Your instructions> Output nothing but the number of lines that include the word "name".

Entries>
◆ ◆ ◆ ◆ ◆ ◆ ◆
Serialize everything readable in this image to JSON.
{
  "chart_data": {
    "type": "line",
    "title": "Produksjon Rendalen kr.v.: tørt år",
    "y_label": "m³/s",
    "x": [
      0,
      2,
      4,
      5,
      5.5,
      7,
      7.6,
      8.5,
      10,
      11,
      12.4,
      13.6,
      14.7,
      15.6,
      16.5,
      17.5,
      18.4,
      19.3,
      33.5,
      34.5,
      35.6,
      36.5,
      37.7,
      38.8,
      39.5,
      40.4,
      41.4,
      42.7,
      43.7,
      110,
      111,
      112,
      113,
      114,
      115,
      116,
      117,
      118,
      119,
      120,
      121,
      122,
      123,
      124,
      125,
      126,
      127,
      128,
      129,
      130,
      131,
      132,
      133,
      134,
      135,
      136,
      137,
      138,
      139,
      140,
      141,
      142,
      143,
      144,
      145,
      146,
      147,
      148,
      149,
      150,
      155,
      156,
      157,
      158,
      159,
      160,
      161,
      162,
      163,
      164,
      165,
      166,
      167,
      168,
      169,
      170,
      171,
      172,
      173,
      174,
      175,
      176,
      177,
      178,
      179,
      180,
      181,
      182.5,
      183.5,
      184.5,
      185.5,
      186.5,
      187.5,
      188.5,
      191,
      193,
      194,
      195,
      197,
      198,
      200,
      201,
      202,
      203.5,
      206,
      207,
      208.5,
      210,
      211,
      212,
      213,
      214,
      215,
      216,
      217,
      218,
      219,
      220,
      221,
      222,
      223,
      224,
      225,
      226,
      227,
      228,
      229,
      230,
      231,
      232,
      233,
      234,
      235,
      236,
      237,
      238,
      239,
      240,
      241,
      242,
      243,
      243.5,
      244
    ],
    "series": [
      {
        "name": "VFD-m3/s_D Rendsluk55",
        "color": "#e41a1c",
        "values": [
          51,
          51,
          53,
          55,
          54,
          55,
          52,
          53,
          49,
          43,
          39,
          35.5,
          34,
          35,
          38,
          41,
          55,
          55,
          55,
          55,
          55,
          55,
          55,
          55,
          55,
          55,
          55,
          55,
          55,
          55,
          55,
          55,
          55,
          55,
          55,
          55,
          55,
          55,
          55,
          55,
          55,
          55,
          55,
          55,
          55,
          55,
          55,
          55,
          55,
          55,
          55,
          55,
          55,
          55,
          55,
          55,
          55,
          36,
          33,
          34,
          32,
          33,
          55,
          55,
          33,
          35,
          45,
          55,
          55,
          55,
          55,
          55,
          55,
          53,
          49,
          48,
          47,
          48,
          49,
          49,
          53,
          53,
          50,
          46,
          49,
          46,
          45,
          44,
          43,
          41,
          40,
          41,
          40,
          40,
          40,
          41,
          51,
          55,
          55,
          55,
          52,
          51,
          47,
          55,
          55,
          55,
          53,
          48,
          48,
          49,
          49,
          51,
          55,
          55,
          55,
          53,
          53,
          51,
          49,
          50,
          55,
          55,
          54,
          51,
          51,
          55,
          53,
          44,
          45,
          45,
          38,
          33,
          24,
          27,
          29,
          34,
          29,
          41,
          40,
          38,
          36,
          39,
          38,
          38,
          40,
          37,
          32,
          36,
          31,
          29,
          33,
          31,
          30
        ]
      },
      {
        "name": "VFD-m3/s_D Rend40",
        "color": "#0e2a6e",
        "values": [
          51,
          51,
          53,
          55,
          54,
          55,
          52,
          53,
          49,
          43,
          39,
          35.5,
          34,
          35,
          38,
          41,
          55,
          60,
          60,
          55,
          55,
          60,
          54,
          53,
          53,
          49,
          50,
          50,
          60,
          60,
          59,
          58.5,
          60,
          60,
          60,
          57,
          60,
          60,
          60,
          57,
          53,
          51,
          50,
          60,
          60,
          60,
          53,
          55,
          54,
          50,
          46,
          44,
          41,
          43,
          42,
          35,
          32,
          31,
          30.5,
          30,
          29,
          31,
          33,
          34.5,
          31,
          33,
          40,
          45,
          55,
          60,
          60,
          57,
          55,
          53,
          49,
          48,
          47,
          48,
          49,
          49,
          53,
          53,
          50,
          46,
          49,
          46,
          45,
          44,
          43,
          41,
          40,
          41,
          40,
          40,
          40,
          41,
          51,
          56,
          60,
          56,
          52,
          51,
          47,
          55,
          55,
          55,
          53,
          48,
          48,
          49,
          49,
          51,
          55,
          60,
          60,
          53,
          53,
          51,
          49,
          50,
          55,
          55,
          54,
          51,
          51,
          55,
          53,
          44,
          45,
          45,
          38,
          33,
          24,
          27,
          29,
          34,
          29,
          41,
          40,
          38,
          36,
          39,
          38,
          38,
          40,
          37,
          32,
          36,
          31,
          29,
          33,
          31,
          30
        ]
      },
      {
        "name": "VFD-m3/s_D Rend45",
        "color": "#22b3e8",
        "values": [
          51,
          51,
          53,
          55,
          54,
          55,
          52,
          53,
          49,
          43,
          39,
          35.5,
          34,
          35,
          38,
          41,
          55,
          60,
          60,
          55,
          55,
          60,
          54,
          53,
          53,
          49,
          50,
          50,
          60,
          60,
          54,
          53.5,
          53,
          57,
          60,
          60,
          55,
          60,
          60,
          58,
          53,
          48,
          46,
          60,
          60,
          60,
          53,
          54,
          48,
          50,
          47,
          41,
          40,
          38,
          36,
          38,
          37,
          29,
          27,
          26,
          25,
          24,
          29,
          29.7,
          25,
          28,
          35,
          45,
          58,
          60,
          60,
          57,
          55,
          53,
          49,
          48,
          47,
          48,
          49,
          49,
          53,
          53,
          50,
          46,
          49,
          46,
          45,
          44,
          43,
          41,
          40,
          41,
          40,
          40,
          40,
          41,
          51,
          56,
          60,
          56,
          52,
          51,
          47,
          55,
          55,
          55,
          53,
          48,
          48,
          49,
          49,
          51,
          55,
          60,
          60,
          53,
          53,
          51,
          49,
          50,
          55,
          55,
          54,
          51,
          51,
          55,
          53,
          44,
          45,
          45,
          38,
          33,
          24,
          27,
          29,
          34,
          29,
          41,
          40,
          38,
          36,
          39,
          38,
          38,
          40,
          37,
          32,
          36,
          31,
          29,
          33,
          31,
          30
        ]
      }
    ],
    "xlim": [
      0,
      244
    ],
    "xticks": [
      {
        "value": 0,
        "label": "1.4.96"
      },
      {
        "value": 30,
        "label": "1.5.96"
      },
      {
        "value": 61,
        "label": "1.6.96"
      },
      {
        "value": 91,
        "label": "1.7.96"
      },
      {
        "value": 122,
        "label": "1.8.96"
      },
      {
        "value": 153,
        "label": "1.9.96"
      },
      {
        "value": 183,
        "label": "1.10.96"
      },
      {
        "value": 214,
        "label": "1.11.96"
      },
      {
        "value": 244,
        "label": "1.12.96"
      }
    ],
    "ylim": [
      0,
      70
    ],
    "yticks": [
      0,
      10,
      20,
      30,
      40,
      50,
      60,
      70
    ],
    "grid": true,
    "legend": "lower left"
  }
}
◆ ◆ ◆ ◆ ◆ ◆ ◆
Output for this exercise> 3